» SHORT EXERCISE
Find the lines holding the word "name" and collect them.

» LISTING
====

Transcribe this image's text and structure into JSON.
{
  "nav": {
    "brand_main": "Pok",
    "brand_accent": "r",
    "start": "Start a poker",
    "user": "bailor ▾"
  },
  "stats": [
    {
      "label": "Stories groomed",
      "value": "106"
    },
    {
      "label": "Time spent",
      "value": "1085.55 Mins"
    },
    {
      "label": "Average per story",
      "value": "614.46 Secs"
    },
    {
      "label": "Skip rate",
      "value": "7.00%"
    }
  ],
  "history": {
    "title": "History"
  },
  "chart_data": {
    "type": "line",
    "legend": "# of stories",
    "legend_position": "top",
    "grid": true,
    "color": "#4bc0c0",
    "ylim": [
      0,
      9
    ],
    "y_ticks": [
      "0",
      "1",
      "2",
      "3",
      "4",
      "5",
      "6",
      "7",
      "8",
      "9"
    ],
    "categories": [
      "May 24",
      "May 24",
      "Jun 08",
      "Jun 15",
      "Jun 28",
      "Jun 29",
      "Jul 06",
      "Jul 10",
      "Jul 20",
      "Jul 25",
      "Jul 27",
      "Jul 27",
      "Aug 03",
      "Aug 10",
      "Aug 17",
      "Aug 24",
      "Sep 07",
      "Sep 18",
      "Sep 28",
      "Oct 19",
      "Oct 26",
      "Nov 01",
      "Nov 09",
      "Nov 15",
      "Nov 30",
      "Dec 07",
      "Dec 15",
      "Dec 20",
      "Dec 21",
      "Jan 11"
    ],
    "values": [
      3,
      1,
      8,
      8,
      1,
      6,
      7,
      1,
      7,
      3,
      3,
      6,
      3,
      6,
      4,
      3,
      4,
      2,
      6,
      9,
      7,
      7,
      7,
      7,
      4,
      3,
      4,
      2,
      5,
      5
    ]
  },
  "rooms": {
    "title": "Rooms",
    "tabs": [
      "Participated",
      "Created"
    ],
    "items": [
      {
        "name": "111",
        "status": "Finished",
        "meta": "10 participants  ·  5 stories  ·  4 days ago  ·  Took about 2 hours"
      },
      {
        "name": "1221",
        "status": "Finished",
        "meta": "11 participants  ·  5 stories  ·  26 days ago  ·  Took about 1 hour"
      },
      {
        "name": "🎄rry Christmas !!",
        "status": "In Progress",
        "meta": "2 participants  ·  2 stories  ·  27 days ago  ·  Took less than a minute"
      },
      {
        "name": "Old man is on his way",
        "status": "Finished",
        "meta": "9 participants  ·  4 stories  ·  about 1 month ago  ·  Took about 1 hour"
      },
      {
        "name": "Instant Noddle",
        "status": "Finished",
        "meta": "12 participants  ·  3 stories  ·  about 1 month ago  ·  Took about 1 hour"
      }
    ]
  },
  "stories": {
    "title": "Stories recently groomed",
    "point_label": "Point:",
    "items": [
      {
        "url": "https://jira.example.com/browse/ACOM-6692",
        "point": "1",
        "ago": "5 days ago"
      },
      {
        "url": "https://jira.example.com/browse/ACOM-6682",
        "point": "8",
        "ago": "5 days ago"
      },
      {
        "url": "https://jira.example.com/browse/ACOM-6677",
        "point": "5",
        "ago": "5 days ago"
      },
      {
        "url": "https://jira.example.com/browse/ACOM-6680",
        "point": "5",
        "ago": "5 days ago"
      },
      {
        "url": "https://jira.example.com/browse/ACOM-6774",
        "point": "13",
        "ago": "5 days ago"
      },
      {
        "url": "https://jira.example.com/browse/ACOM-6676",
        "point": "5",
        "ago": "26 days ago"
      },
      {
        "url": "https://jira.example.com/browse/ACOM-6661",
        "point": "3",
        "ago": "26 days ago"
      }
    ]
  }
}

====

» COMPLETED TASK
        "name": "111",
        "name": "1221",
        "name": "🎄rry Christmas !!",
        "name": "Old man is on his way",
        "name": "Instant Noddle",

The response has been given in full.